▶ _INFORMATION PROVIDED_:
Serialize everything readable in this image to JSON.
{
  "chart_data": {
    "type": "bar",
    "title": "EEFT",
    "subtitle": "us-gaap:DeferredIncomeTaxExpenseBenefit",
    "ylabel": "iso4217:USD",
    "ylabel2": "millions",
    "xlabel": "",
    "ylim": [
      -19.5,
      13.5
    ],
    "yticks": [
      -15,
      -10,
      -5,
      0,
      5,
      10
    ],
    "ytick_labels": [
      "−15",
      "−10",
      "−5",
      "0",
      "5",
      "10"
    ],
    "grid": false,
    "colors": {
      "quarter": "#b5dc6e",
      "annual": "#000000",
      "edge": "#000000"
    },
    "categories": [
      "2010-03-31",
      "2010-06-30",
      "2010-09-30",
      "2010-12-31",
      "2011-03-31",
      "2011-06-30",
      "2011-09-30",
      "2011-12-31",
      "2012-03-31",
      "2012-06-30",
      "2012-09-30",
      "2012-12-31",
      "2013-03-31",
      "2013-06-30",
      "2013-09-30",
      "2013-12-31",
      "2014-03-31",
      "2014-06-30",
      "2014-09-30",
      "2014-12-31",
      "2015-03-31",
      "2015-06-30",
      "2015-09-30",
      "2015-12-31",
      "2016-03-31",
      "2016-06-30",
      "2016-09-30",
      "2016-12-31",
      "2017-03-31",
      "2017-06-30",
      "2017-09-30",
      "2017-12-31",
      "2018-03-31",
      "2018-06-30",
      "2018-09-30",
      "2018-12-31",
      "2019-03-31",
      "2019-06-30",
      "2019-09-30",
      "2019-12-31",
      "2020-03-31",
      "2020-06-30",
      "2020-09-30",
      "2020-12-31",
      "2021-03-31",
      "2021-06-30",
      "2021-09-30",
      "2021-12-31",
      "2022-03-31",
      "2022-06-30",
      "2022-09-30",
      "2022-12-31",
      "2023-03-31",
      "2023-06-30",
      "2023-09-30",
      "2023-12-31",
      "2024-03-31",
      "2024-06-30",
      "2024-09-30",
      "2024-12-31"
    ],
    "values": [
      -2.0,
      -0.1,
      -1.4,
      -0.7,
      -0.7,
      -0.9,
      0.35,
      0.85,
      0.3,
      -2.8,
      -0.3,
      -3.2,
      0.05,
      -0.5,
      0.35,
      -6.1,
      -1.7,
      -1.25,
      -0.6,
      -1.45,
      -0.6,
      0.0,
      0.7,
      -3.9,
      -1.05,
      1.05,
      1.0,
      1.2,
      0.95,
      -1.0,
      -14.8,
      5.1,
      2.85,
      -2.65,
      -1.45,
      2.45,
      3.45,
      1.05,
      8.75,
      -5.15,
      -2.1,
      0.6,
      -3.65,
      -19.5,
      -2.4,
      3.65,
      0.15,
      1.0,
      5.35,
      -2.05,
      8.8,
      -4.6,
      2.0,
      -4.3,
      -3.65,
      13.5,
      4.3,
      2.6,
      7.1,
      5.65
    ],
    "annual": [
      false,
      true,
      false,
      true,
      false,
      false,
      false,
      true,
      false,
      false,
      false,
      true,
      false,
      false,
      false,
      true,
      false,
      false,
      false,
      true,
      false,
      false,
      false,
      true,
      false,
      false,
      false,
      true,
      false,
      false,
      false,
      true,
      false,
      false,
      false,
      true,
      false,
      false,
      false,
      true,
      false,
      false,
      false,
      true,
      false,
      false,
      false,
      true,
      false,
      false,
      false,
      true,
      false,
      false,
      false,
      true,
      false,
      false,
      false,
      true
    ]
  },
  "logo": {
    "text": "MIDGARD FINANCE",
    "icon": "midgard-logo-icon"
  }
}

▶ _DO THIS_: Every record should be given again exactly.

▶ _RESULT BELOW_:
Serialize everything readable in this image to JSON.
{
  "chart_data": {
    "type": "bar",
    "title": "EEFT",
    "subtitle": "us-gaap:DeferredIncomeTaxExpenseBenefit",
    "ylabel": "iso4217:USD",
    "ylabel2": "millions",
    "xlabel": "",
    "ylim": [
      -19.5,
      13.5
    ],
    "yticks": [
      -15,
      -10,
      -5,
      0,
      5,
      10
    ],
    "ytick_labels": [
      "−15",
      "−10",
      "−5",
      "0",
      "5",
      "10"
    ],
    "grid": false,
    "colors": {
      "quarter": "#b5dc6e",
      "annual": "#000000",
      "edge": "#000000"
    },
    "categories": [
      "2010-03-31",
      "2010-06-30",
      "2010-09-30",
      "2010-12-31",
      "2011-03-31",
      "2011-06-30",
      "2011-09-30",
      "2011-12-31",
      "2012-03-31",
      "2012-06-30",
      "2012-09-30",
      "2012-12-31",
      "2013-03-31",
      "2013-06-30",
      "2013-09-30",
      "2013-12-31",
      "2014-03-31",
      "2014-06-30",
      "2014-09-30",
      "2014-12-31",
      "2015-03-31",
      "2015-06-30",
      "2015-09-30",
      "2015-12-31",
      "2016-03-31",
      "2016-06-30",
      "2016-09-30",
      "2016-12-31",
      "2017-03-31",
      "2017-06-30",
      "2017-09-30",
      "2017-12-31",
      "2018-03-31",
      "2018-06-30",
      "2018-09-30",
      "2018-12-31",
      "2019-03-31",
      "2019-06-30",
      "2019-09-30",
      "2019-12-31",
      "2020-03-31",
      "2020-06-30",
      "2020-09-30",
      "2020-12-31",
      "2021-03-31",
      "2021-06-30",
      "2021-09-30",
      "2021-12-31",
      "2022-03-31",
      "2022-06-30",
      "2022-09-30",
      "2022-12-31",
      "2023-03-31",
      "2023-06-30",
      "2023-09-30",
      "2023-12-31",
      "2024-03-31",
      "2024-06-30",
      "2024-09-30",
      "2024-12-31"
    ],
    "values": [
      -2.0,
      -0.1,
      -1.4,
      -0.7,
      -0.7,
      -0.9,
      0.35,
      0.85,
      0.3,
      -2.8,
      -0.3,
      -3.2,
      0.05,
      -0.5,
      0.35,
      -6.1,
      -1.7,
      -1.25,
      -0.6,
      -1.45,
      -0.6,
      0.0,
      0.7,
      -3.9,
      -1.05,
      1.05,
      1.0,
      1.2,
      0.95,
      -1.0,
      -14.8,
      5.1,
      2.85,
      -2.65,
      -1.45,
      2.45,
      3.45,
      1.05,
      8.75,
      -5.15,
      -2.1,
      0.6,
      -3.65,
      -19.5,
      -2.4,
      3.65,
      0.15,
      1.0,
      5.35,
      -2.05,
      8.8,
      -4.6,
      2.0,
      -4.3,
      -3.65,
      13.5,
      4.3,
      2.6,
      7.1,
      5.65
    ],
    "annual": [
      false,
      true,
      false,
      true,
      false,
      false,
      false,
      true,
      false,
      false,
      false,
      true,
      false,
      false,
      false,
      true,
      false,
      false,
      false,
      true,
      false,
      false,
      false,
      true,
      false,
      false,
      false,
      true,
      false,
      false,
      false,
      true,
      false,
      false,
      false,
      true,
      false,
      false,
      false,
      true,
      false,
      false,
      false,
      true,
      false,
      false,
      false,
      true,
      false,
      false,
      false,
      true,
      false,
      false,
      false,
      true,
      false,
      false,
      false,
      true
    ]
  },
  "logo": {
    "text": "MIDGARD FINANCE",
    "icon": "midgard-logo-icon"
  }
}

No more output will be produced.